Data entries
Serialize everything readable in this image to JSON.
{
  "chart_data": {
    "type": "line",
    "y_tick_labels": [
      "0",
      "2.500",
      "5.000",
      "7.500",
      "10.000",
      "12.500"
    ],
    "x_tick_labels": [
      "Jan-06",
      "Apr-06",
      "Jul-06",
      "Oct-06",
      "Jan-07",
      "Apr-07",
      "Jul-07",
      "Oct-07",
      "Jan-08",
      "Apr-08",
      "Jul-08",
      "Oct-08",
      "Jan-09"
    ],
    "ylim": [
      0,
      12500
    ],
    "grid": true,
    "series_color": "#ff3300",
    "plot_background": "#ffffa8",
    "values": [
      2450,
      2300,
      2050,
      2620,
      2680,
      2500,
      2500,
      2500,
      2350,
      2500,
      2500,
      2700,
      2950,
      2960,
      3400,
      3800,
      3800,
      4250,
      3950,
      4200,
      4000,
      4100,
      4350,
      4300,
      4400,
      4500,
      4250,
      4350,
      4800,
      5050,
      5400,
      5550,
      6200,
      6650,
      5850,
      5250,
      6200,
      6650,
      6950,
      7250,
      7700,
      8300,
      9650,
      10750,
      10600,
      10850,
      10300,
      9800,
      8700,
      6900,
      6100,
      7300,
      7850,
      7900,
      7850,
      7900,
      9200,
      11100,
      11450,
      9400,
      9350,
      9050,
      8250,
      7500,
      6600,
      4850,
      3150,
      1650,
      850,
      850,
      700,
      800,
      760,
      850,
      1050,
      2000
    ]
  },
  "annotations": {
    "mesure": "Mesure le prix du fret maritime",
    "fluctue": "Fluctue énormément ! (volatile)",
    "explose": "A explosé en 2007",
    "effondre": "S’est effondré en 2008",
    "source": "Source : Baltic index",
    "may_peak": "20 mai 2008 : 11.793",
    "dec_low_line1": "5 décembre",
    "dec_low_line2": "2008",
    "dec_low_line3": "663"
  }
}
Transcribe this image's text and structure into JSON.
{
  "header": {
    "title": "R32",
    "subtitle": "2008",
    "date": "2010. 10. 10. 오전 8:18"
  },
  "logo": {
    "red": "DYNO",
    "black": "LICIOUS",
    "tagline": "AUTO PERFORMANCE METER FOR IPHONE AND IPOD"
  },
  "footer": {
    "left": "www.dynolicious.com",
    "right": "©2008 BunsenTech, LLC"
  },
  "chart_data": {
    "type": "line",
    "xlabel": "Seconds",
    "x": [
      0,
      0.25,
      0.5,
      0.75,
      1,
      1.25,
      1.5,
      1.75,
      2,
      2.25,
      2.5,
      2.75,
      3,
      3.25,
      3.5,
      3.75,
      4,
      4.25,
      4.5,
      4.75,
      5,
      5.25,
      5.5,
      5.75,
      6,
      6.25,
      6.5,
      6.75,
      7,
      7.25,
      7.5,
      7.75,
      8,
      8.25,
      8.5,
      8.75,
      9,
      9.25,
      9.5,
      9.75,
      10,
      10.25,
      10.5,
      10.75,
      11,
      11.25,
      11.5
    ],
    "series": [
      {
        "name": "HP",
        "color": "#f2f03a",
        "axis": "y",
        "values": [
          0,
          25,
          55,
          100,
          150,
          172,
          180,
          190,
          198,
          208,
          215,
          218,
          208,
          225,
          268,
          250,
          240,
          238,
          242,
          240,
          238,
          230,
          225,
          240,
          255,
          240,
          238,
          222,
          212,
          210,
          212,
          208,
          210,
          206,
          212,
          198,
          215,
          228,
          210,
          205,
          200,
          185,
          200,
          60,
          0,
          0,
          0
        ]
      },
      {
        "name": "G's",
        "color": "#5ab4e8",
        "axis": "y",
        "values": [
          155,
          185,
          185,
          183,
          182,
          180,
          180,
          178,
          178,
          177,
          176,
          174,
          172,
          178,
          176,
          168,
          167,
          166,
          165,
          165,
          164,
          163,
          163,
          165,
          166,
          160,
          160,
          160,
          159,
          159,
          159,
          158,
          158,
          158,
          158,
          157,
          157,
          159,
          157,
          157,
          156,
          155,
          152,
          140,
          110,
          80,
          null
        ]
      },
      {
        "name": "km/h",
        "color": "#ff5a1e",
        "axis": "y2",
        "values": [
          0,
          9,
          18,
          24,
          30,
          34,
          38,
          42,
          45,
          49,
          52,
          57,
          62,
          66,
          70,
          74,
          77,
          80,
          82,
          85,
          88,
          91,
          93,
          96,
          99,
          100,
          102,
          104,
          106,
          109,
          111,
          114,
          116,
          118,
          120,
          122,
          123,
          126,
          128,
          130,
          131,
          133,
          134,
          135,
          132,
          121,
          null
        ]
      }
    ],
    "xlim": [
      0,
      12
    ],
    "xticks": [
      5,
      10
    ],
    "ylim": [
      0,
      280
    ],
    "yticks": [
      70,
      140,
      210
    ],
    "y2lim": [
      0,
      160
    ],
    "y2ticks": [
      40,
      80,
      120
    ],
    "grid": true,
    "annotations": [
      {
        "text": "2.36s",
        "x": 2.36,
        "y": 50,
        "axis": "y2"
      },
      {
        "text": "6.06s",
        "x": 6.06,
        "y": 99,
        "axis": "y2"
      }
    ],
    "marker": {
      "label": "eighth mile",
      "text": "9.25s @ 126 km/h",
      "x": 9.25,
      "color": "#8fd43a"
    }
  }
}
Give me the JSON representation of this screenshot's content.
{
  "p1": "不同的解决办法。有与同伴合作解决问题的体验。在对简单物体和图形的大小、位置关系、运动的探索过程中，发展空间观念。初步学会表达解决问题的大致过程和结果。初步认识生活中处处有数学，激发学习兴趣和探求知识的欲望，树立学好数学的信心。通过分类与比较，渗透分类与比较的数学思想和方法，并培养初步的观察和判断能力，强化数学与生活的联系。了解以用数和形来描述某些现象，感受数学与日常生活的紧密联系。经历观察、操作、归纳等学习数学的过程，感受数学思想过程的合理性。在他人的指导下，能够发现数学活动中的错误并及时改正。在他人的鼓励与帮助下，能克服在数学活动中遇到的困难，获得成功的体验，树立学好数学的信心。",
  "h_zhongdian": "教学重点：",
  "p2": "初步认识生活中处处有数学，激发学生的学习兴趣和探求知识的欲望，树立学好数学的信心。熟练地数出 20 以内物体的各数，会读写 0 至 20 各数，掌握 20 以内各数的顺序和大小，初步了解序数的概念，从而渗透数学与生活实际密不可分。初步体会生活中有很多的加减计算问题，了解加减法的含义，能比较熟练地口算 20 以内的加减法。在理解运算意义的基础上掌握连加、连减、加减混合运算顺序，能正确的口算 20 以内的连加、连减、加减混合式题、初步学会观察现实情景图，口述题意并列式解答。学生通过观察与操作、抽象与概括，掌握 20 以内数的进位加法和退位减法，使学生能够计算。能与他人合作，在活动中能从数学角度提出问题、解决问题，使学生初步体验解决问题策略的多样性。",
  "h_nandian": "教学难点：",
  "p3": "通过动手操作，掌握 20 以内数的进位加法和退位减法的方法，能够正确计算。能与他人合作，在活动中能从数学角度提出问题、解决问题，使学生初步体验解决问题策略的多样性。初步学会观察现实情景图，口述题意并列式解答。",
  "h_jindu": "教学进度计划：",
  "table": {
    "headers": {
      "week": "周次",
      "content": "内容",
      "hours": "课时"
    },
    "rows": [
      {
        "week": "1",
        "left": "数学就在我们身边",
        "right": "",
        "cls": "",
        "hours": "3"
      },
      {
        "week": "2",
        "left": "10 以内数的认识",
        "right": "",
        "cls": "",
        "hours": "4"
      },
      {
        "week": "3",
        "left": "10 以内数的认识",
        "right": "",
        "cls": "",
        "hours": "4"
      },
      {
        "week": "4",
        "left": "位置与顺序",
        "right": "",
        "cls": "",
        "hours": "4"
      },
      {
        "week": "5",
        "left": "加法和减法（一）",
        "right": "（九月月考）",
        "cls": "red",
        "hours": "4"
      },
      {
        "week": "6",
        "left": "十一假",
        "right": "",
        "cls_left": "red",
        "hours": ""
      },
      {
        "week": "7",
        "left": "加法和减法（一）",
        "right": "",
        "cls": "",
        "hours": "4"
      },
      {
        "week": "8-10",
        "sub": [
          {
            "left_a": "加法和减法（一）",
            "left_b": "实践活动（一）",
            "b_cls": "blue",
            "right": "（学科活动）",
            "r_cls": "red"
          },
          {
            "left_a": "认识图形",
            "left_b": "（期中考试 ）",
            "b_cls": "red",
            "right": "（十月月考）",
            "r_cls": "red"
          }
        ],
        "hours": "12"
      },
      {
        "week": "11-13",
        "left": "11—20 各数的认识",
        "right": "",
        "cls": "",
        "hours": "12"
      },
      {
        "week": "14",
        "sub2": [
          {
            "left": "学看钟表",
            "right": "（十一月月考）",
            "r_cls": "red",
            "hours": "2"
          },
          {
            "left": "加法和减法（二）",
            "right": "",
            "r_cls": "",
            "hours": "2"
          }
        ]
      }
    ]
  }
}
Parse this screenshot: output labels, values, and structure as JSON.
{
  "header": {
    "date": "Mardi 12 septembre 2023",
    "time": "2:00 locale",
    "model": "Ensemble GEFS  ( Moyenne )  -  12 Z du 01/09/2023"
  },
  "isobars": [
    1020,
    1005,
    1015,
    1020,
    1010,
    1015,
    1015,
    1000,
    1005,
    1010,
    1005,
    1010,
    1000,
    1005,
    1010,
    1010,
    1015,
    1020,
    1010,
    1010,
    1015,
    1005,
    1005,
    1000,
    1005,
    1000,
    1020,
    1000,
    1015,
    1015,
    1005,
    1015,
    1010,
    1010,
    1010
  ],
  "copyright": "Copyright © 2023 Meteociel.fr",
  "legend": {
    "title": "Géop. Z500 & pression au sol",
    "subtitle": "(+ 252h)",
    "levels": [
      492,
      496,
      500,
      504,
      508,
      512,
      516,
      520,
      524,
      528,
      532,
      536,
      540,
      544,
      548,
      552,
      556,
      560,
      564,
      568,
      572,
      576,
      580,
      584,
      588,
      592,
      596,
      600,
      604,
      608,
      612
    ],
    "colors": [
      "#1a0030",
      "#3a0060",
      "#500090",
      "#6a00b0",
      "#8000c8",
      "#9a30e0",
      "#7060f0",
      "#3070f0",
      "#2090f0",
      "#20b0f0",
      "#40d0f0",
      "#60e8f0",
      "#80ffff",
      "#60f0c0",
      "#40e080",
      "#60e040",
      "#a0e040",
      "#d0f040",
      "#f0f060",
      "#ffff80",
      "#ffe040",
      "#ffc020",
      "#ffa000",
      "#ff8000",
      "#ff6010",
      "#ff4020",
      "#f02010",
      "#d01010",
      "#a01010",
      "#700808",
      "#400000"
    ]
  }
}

## Task prompt:
Go through the entries above and copy every line containing "structure".

## Worked answer:
Transcribe this image's text and structure into JSON.
Parse this screenshot: output labels, values, and structure as JSON.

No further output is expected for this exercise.